→ RECORDS FOR THE EXERCISE:
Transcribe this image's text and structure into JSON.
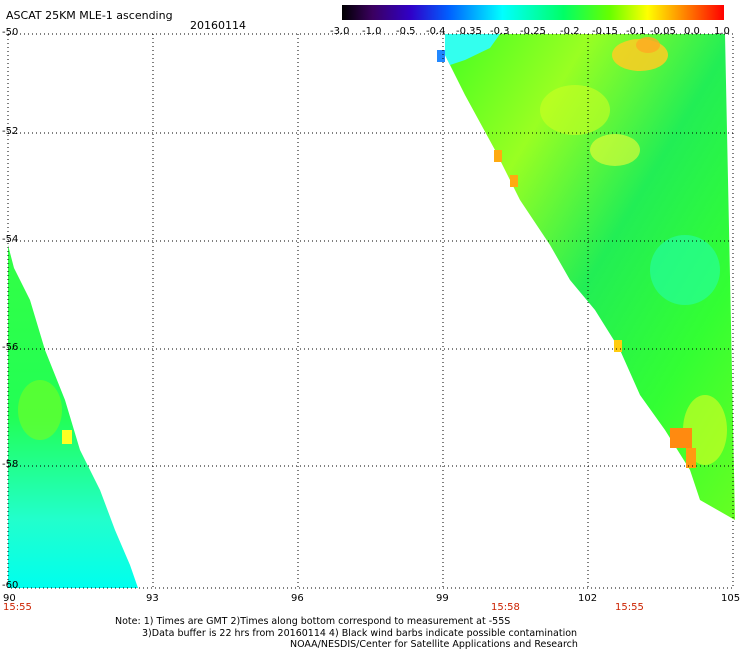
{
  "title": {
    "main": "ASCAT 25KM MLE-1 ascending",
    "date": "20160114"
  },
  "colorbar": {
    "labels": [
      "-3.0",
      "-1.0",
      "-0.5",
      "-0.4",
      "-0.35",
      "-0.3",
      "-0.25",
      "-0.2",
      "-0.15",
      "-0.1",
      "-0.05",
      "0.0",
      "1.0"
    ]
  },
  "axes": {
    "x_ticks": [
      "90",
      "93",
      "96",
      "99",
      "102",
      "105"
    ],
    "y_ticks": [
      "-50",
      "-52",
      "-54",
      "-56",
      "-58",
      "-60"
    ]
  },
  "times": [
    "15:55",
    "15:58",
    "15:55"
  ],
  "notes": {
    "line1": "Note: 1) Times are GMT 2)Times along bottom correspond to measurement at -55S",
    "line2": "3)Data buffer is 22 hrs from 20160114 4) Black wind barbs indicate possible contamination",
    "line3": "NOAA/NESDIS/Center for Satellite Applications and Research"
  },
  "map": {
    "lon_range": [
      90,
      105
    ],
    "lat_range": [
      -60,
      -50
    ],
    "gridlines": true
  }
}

→ EXERCISE PROMPT: Reproduce the full listing faithfully, but do not carry over any pictures.

→ RESULT FOR THIS EXERCISE:
Transcribe this image's text and structure into JSON.
{
  "title": {
    "main": "ASCAT 25KM MLE-1 ascending",
    "date": "20160114"
  },
  "colorbar": {
    "labels": [
      "-3.0",
      "-1.0",
      "-0.5",
      "-0.4",
      "-0.35",
      "-0.3",
      "-0.25",
      "-0.2",
      "-0.15",
      "-0.1",
      "-0.05",
      "0.0",
      "1.0"
    ]
  },
  "axes": {
    "x_ticks": [
      "90",
      "93",
      "96",
      "99",
      "102",
      "105"
    ],
    "y_ticks": [
      "-50",
      "-52",
      "-54",
      "-56",
      "-58",
      "-60"
    ]
  },
  "times": [
    "15:55",
    "15:58",
    "15:55"
  ],
  "notes": {
    "line1": "Note: 1) Times are GMT 2)Times along bottom correspond to measurement at -55S",
    "line2": "3)Data buffer is 22 hrs from 20160114 4) Black wind barbs indicate possible contamination",
    "line3": "NOAA/NESDIS/Center for Satellite Applications and Research"
  },
  "map": {
    "lon_range": [
      90,
      105
    ],
    "lat_range": [
      -60,
      -50
    ],
    "gridlines": true
  }
}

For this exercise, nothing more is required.